All of the data should be repeated exactly; pictures are not part of the copy.

__Dataset items__:

+---+

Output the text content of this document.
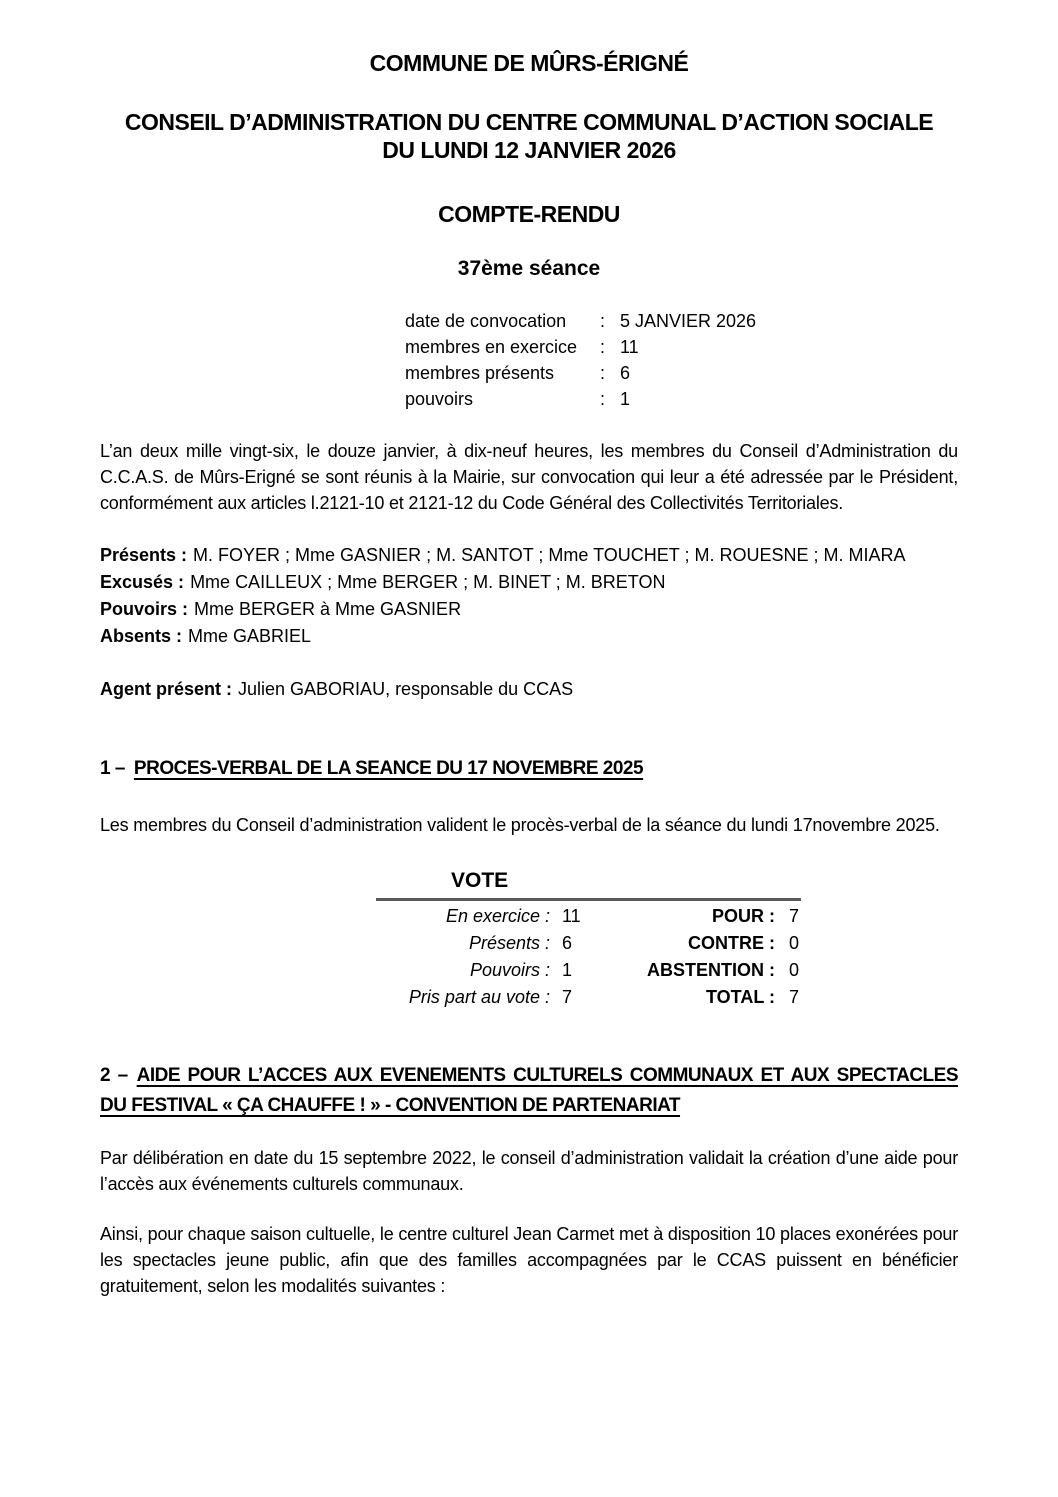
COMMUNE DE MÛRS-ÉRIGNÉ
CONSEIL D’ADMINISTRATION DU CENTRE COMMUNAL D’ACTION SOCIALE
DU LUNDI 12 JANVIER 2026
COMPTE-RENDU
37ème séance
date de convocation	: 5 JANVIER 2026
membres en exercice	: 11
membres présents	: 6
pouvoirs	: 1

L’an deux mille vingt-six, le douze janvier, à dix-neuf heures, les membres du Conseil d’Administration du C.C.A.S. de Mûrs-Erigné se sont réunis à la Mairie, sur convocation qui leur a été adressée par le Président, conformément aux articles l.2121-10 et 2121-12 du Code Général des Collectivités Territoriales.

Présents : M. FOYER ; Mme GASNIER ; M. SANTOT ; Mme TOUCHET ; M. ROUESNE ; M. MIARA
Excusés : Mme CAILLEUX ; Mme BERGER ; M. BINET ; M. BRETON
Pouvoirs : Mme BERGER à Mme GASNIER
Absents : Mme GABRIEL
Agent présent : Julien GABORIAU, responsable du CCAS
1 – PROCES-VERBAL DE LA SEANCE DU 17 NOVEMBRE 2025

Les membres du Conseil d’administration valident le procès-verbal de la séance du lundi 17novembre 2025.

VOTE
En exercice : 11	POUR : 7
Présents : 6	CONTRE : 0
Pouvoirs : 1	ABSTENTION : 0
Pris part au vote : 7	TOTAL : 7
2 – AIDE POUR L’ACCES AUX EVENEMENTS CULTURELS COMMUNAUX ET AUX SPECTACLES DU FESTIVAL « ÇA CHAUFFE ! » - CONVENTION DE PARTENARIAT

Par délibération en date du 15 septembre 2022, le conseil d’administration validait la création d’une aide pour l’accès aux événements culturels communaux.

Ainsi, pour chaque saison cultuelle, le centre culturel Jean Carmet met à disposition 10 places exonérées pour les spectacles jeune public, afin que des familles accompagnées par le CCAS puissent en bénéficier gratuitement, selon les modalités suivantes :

+---+

__SOLVED EXERCISE__:
Output the text content of this document.
COMMUNE DE MÛRS-ÉRIGNÉ
CONSEIL D’ADMINISTRATION DU CENTRE COMMUNAL D’ACTION SOCIALE
DU LUNDI 12 JANVIER 2026
COMPTE-RENDU
37ème séance
date de convocation	: 5 JANVIER 2026
membres en exercice	: 11
membres présents	: 6
pouvoirs	: 1

L’an deux mille vingt-six, le douze janvier, à dix-neuf heures, les membres du Conseil d’Administration du C.C.A.S. de Mûrs-Erigné se sont réunis à la Mairie, sur convocation qui leur a été adressée par le Président, conformément aux articles l.2121-10 et 2121-12 du Code Général des Collectivités Territoriales.

Présents : M. FOYER ; Mme GASNIER ; M. SANTOT ; Mme TOUCHET ; M. ROUESNE ; M. MIARA
Excusés : Mme CAILLEUX ; Mme BERGER ; M. BINET ; M. BRETON
Pouvoirs : Mme BERGER à Mme GASNIER
Absents : Mme GABRIEL
Agent présent : Julien GABORIAU, responsable du CCAS
1 – PROCES-VERBAL DE LA SEANCE DU 17 NOVEMBRE 2025

Les membres du Conseil d’administration valident le procès-verbal de la séance du lundi 17novembre 2025.

VOTE
En exercice : 11	POUR : 7
Présents : 6	CONTRE : 0
Pouvoirs : 1	ABSTENTION : 0
Pris part au vote : 7	TOTAL : 7
2 – AIDE POUR L’ACCES AUX EVENEMENTS CULTURELS COMMUNAUX ET AUX SPECTACLES DU FESTIVAL « ÇA CHAUFFE ! » - CONVENTION DE PARTENARIAT

Par délibération en date du 15 septembre 2022, le conseil d’administration validait la création d’une aide pour l’accès aux événements culturels communaux.

Ainsi, pour chaque saison cultuelle, le centre culturel Jean Carmet met à disposition 10 places exonérées pour les spectacles jeune public, afin que des familles accompagnées par le CCAS puissent en bénéficier gratuitement, selon les modalités suivantes :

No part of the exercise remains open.